THE EXERCISE: Please count the lines below that contain the word "design", and reply with that number alone.

GIVEN RECORDS:
+ + +

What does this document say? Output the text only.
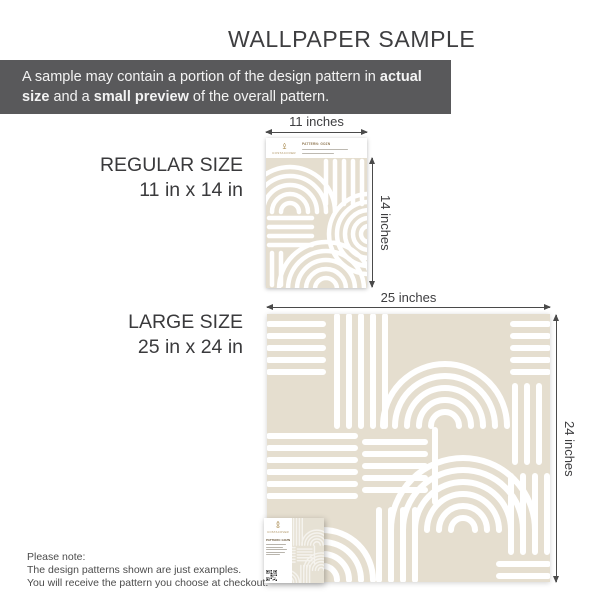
WALLPAPER SAMPLE
A sample may contain a portion of the design pattern in actual size and a small preview of the overall pattern.
REGULAR SIZE
11 in x 14 in
11 inches
COSTACOVER
PATTERN: GOZN
14 inches
LARGE SIZE
25 in x 24 in
25 inches
24 inches
COSTACOVER
PATTERN: GOZN
Please note:
The design patterns shown are just examples.
You will receive the pattern you choose at checkout.
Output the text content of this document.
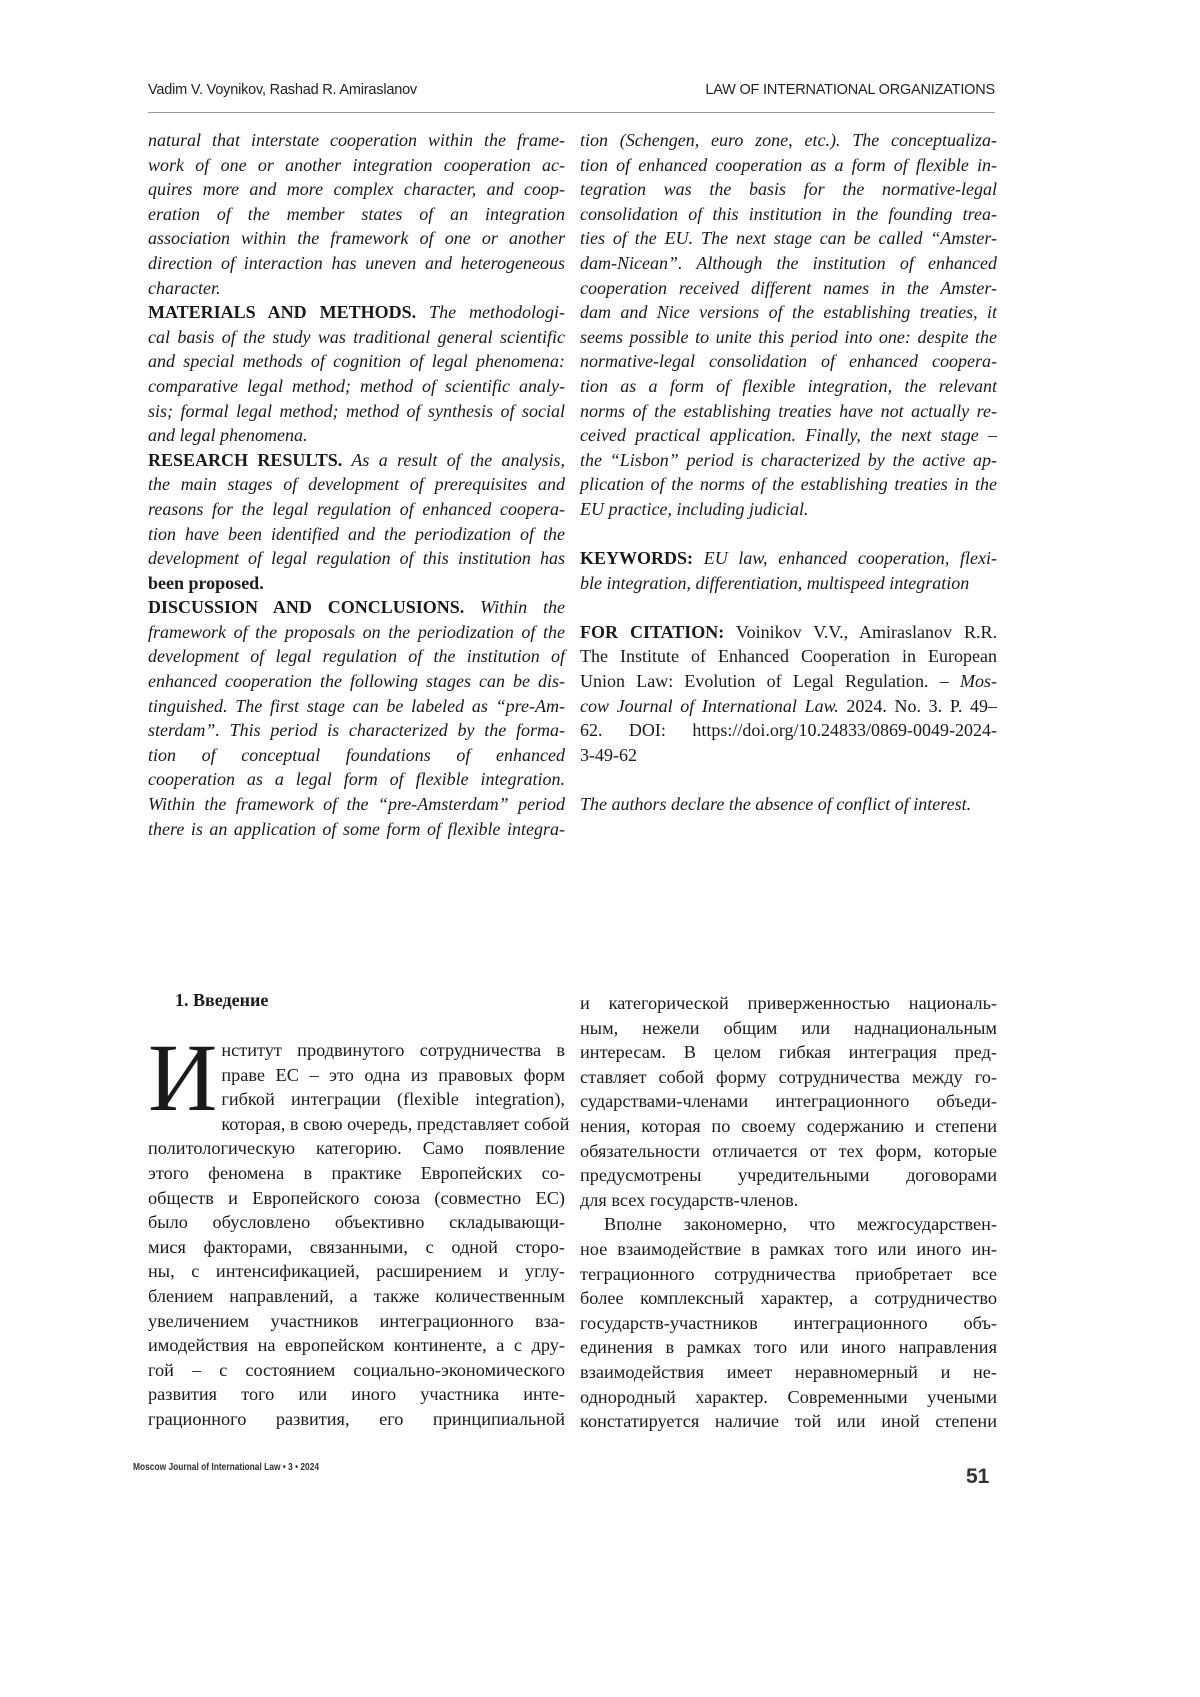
Vadim V. Voynikov, Rashad R. Amiraslanov	LAW OF INTERNATIONAL ORGANIZATIONS
natural that interstate cooperation within the frame-
work of one or another integration cooperation ac-
quires more and more complex character, and coop-
eration of the member states of an integration
association within the framework of one or another
direction of interaction has uneven and heterogeneous
character.
MATERIALS AND METHODS. The methodologi-
cal basis of the study was traditional general scientific
and special methods of cognition of legal phenomena:
comparative legal method; method of scientific analy-
sis; formal legal method; method of synthesis of social
and legal phenomena.
RESEARCH RESULTS. As a result of the analysis,
the main stages of development of prerequisites and
reasons for the legal regulation of enhanced coopera-
tion have been identified and the periodization of the
development of legal regulation of this institution has
been proposed.
DISCUSSION AND CONCLUSIONS. Within the
framework of the proposals on the periodization of the
development of legal regulation of the institution of
enhanced cooperation the following stages can be dis-
tinguished. The first stage can be labeled as “pre-Am-
sterdam”. This period is characterized by the forma-
tion of conceptual foundations of enhanced
cooperation as a legal form of flexible integration.
Within the framework of the “pre-Amsterdam” period
there is an application of some form of flexible integra-
tion (Schengen, euro zone, etc.). The conceptualiza-
tion of enhanced cooperation as a form of flexible in-
tegration was the basis for the normative-legal
consolidation of this institution in the founding trea-
ties of the EU. The next stage can be called “Amster-
dam-Nicean”. Although the institution of enhanced
cooperation received different names in the Amster-
dam and Nice versions of the establishing treaties, it
seems possible to unite this period into one: despite the
normative-legal consolidation of enhanced coopera-
tion as a form of flexible integration, the relevant
norms of the establishing treaties have not actually re-
ceived practical application. Finally, the next stage –
the “Lisbon” period is characterized by the active ap-
plication of the norms of the establishing treaties in the
EU practice, including judicial.
KEYWORDS: EU law, enhanced cooperation, flexi-
ble integration, differentiation, multispeed integration
FOR CITATION: Voinikov V.V., Amiraslanov R.R.
The Institute of Enhanced Cooperation in European
Union Law: Evolution of Legal Regulation. – Mos-
cow Journal of International Law. 2024. No. 3. P. 49–
62. DOI: https://doi.org/10.24833/0869-0049-2024-
3-49-62
The authors declare the absence of conflict of interest.
1. Введение
И нститут продвинутого сотрудничества в
праве ЕС – это одна из правовых форм
гибкой интеграции (flexible integration),
которая, в свою очередь, представляет собой
политологическую категорию. Само появление
этого феномена в практике Европейских со-
обществ и Европейского союза (совместно ЕС)
было обусловлено объективно складывающи-
мися факторами, связанными, с одной сторо-
ны, с интенсификацией, расширением и углу-
блением направлений, а также количественным
увеличением участников интеграционного вза-
имодействия на европейском континенте, а с дру-
гой – с состоянием социально-экономического
развития того или иного участника инте-
грационного развития, его принципиальной
и категорической приверженностью националь-
ным, нежели общим или наднациональным
интересам. В целом гибкая интеграция пред-
ставляет собой форму сотрудничества между го-
сударствами-членами интеграционного объеди-
нения, которая по своему содержанию и степени
обязательности отличается от тех форм, которые
предусмотрены учредительными договорами
для всех государств-членов.
Вполне закономерно, что межгосударствен-
ное взаимодействие в рамках того или иного ин-
теграционного сотрудничества приобретает все
более комплексный характер, а сотрудничество
государств-участников интеграционного объ-
единения в рамках того или иного направления
взаимодействия имеет неравномерный и не-
однородный характер. Современными учеными
констатируется наличие той или иной степени
Moscow Journal of International Law • 3 • 2024	51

+ + +

TASK RESULT: 2